**Your instructions**
Starting at the line that holds "Output a JSON object describing the text", restate every line word for word up to and including the last one in the listing below, and omit all pictures.

**Extracted material**
◆ ◆ ◆ ◆ ◆
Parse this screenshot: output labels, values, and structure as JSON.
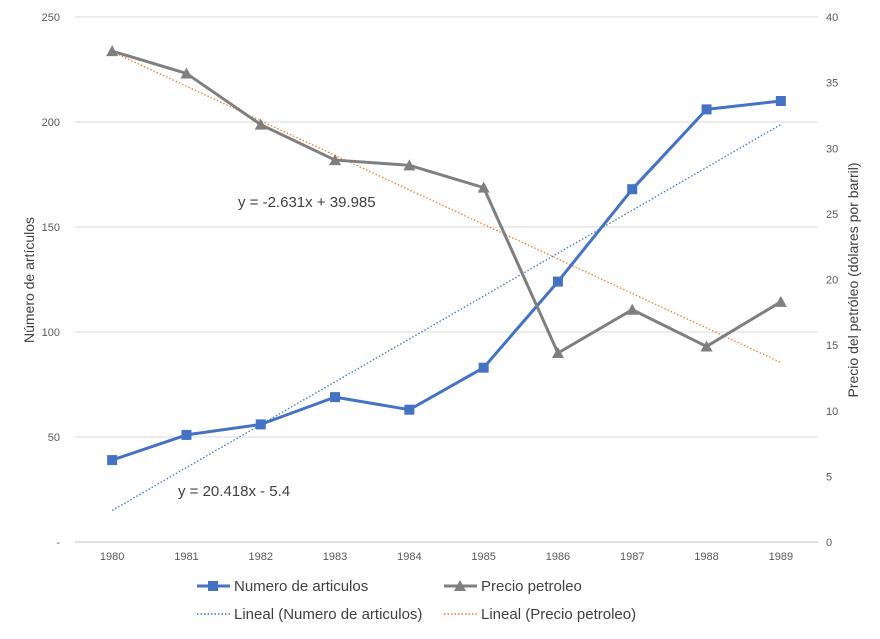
{
  "chart_data": {
    "type": "line",
    "categories": [
      "1980",
      "1981",
      "1982",
      "1983",
      "1984",
      "1985",
      "1986",
      "1987",
      "1988",
      "1989"
    ],
    "y_left": {
      "label": "Número de artículos",
      "range": [
        0,
        250
      ],
      "ticks": [
        "-",
        "50",
        "100",
        "150",
        "200",
        "250"
      ],
      "tick_values": [
        0,
        50,
        100,
        150,
        200,
        250
      ]
    },
    "y_right": {
      "label": "Precio del petróleo (dólares por barril)",
      "range": [
        0,
        40
      ],
      "ticks": [
        "0",
        "5",
        "10",
        "15",
        "20",
        "25",
        "30",
        "35",
        "40"
      ],
      "tick_values": [
        0,
        5,
        10,
        15,
        20,
        25,
        30,
        35,
        40
      ]
    },
    "gridlines": true,
    "series": [
      {
        "name": "Numero de articulos",
        "axis": "left",
        "marker": "square",
        "color": "#4472C4",
        "values": [
          39,
          51,
          56,
          69,
          63,
          83,
          124,
          168,
          206,
          210
        ]
      },
      {
        "name": "Precio petroleo",
        "axis": "right",
        "marker": "triangle",
        "color": "#7F7F7F",
        "values": [
          37.4,
          35.7,
          31.8,
          29.1,
          28.7,
          27.0,
          14.4,
          17.7,
          14.9,
          18.3
        ]
      }
    ],
    "trendlines": [
      {
        "name": "Lineal (Numero de articulos)",
        "axis": "left",
        "color": "#4472C4",
        "slope": 20.418,
        "intercept": -5.4,
        "equation": "y = 20.418x - 5.4"
      },
      {
        "name": "Lineal (Precio petroleo)",
        "axis": "right",
        "color": "#ED7D31",
        "slope": -2.631,
        "intercept": 39.985,
        "equation": "y = -2.631x + 39.985"
      }
    ],
    "legend_position": "bottom"
  }
}
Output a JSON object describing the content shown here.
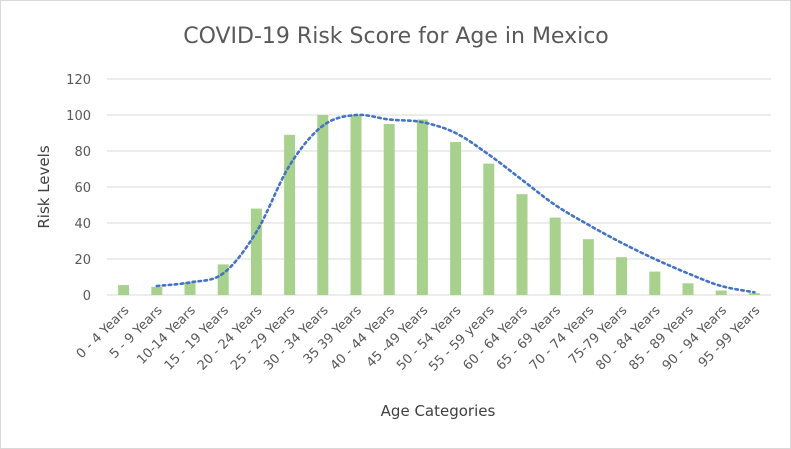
{
  "chart_data": {
    "type": "bar",
    "title": "COVID-19 Risk Score for Age in Mexico",
    "xlabel": "Age Categories",
    "ylabel": "Risk Levels",
    "ylim": [
      0,
      120
    ],
    "yticks": [
      0,
      20,
      40,
      60,
      80,
      100,
      120
    ],
    "grid": true,
    "categories": [
      "0 - 4 Years",
      "5 - 9 Years",
      "10-14 Years",
      "15 - 19 Years",
      "20 - 24 Years",
      "25 - 29 Years",
      "30 - 34 Years",
      "35 39 Years",
      "40 - 44 Years",
      "45 -49 Years",
      "50 - 54 Years",
      "55 - 59 years",
      "60 - 64 Years",
      "65 - 69 Years",
      "70 - 74 Years",
      "75-79 Years",
      "80 - 84 Years",
      "85 - 89 Years",
      "90 - 94 Years",
      "95 -99 Years"
    ],
    "values": [
      5.5,
      4.5,
      7,
      17,
      48,
      89,
      100,
      100,
      95,
      97.5,
      85,
      73,
      56,
      43,
      31,
      21,
      13,
      6.5,
      2.5,
      1
    ],
    "trendline": {
      "style": "dotted",
      "values": [
        null,
        5,
        7,
        12,
        35,
        72,
        94,
        100,
        97.5,
        96,
        90,
        78,
        64,
        50,
        39,
        29,
        20,
        12,
        5,
        1.5
      ]
    },
    "colors": {
      "bars": "#a9d18e",
      "trendline": "#4472c4"
    }
  }
}
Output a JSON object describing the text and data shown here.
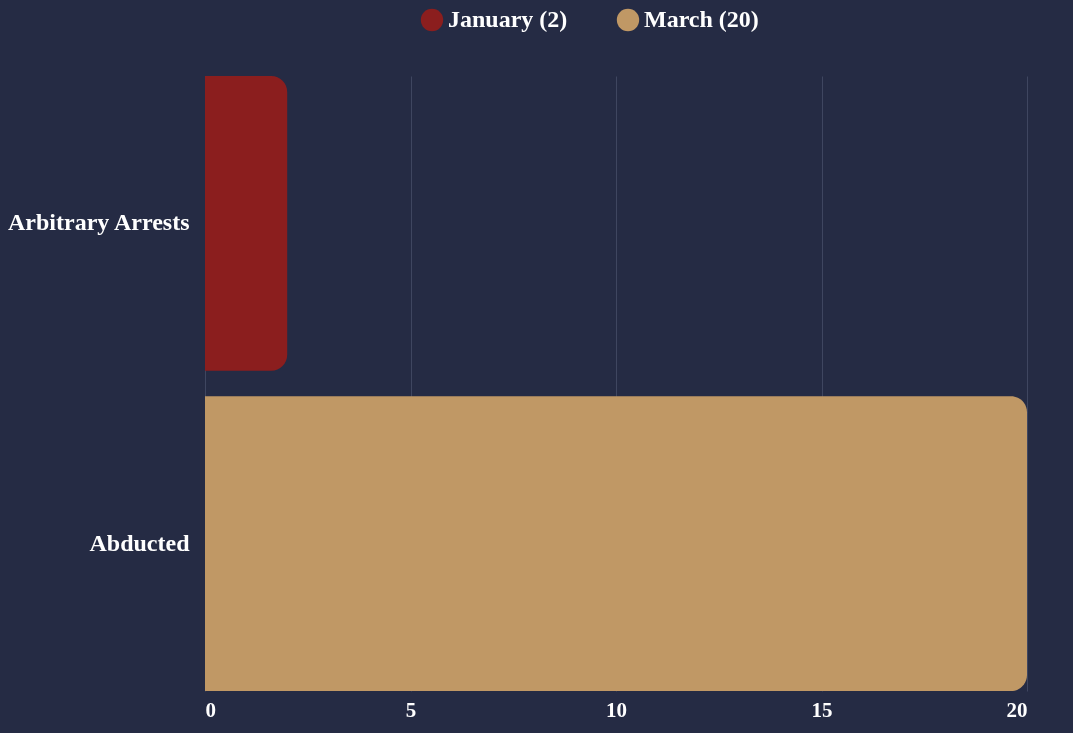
{
  "chart_data": {
    "type": "bar",
    "orientation": "horizontal",
    "categories": [
      "Arbitrary Arrests",
      "Abducted"
    ],
    "series": [
      {
        "name": "January (2)",
        "color": "#8b1e1e",
        "values": [
          2,
          null
        ]
      },
      {
        "name": "March (20)",
        "color": "#c09865",
        "values": [
          null,
          20
        ]
      }
    ],
    "xlim": [
      0,
      20
    ],
    "xticks": [
      0,
      5,
      10,
      15,
      20
    ],
    "grid": "x",
    "legend": "top"
  }
}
◆ ◆ ◆ ◆ ◆
**Worked solution**
Output a JSON object describing the text and data shown here.
{
  "chart_data": {
    "type": "bar",
    "orientation": "horizontal",
    "categories": [
      "Arbitrary Arrests",
      "Abducted"
    ],
    "series": [
      {
        "name": "January (2)",
        "color": "#8b1e1e",
        "values": [
          2,
          null
        ]
      },
      {
        "name": "March (20)",
        "color": "#c09865",
        "values": [
          null,
          20
        ]
      }
    ],
    "xlim": [
      0,
      20
    ],
    "xticks": [
      0,
      5,
      10,
      15,
      20
    ],
    "grid": "x",
    "legend": "top"
  }
}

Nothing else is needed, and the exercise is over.